--- start Listing ---

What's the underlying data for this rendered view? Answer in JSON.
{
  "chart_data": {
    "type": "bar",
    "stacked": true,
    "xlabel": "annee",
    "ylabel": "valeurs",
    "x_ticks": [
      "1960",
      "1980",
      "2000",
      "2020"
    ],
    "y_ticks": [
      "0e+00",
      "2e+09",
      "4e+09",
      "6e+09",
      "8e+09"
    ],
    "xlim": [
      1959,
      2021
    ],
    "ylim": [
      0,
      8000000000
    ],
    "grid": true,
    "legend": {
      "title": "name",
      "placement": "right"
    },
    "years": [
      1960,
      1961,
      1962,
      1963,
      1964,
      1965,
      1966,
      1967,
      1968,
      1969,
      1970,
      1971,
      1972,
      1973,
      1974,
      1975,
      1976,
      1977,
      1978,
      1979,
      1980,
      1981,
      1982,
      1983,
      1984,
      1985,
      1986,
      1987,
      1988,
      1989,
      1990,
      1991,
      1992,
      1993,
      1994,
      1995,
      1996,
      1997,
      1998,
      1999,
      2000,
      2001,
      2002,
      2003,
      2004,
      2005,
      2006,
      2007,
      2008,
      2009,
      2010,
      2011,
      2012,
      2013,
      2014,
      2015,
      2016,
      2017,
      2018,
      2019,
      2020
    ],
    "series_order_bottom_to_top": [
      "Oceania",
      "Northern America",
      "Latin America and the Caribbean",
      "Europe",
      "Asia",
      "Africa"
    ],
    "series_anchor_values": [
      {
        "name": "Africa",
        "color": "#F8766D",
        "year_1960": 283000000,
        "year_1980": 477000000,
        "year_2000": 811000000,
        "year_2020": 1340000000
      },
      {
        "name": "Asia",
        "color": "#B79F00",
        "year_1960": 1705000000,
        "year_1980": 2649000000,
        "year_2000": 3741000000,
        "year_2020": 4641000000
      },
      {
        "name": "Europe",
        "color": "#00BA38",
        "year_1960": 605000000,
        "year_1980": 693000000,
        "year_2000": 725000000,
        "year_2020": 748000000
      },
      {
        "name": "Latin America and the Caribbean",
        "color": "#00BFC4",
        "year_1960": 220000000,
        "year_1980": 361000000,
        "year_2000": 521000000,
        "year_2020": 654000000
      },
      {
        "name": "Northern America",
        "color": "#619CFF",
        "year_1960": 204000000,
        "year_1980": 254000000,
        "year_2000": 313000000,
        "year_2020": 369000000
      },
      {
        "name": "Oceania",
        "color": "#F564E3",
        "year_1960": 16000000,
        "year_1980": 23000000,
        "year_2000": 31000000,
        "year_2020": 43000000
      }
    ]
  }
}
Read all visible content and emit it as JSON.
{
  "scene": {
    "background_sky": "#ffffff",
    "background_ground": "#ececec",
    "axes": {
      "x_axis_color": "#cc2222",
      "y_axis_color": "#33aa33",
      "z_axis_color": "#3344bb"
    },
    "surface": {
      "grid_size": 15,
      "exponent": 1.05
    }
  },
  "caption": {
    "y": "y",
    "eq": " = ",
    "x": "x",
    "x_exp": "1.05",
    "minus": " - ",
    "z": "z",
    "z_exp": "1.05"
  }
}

--- end Listing ---

**To do**
From the entries above, copy every line containing the word "Latin".

**Final result**
      "Latin America and the Caribbean",
        "name": "Latin America and the Caribbean",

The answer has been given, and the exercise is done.